--- BEGIN Available records ---

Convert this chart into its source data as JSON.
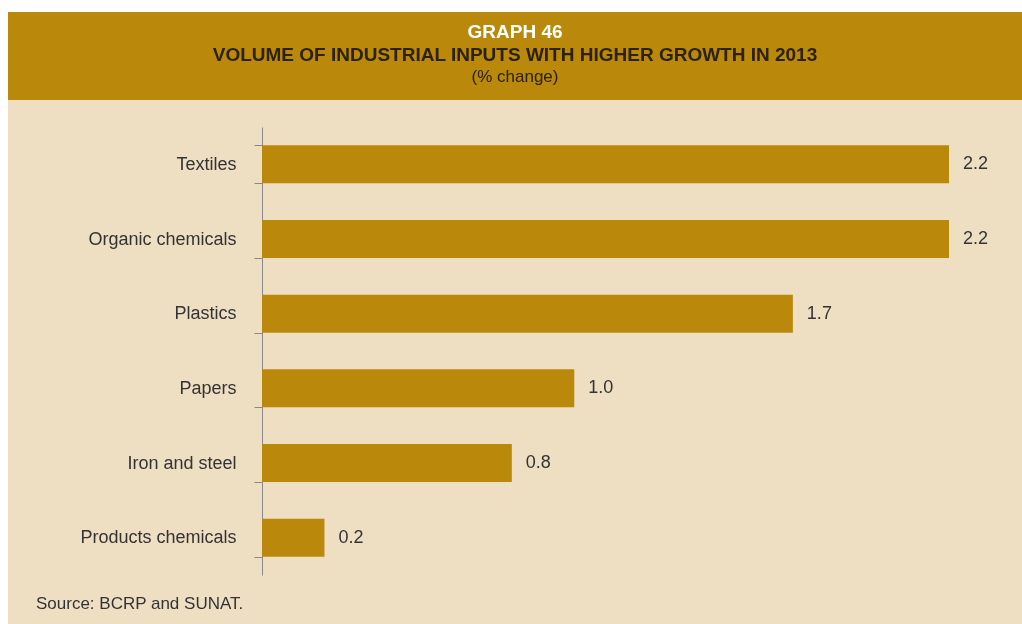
{
  "chart_data": {
    "type": "bar",
    "orientation": "horizontal",
    "title": "GRAPH 46\nVOLUME OF INDUSTRIAL INPUTS WITH HIGHER GROWTH IN 2013",
    "subtitle": "(% change)",
    "categories": [
      "Textiles",
      "Organic chemicals",
      "Plastics",
      "Papers",
      "Iron and steel",
      "Products chemicals"
    ],
    "values": [
      2.2,
      2.2,
      1.7,
      1.0,
      0.8,
      0.2
    ],
    "color": "#ba890b",
    "value_labels": [
      "2.2",
      "2.2",
      "1.7",
      "1.0",
      "0.8",
      "0.2"
    ],
    "annotations": [
      "Source: BCRP and SUNAT."
    ]
  }
}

--- END Available records ---

* Required work: Pictures are to be left out; the records above must be repeated word for word.

* Written solution:
Convert this chart into its source data as JSON.
{
  "chart_data": {
    "type": "bar",
    "orientation": "horizontal",
    "title": "GRAPH 46\nVOLUME OF INDUSTRIAL INPUTS WITH HIGHER GROWTH IN 2013",
    "subtitle": "(% change)",
    "categories": [
      "Textiles",
      "Organic chemicals",
      "Plastics",
      "Papers",
      "Iron and steel",
      "Products chemicals"
    ],
    "values": [
      2.2,
      2.2,
      1.7,
      1.0,
      0.8,
      0.2
    ],
    "color": "#ba890b",
    "value_labels": [
      "2.2",
      "2.2",
      "1.7",
      "1.0",
      "0.8",
      "0.2"
    ],
    "annotations": [
      "Source: BCRP and SUNAT."
    ]
  }
}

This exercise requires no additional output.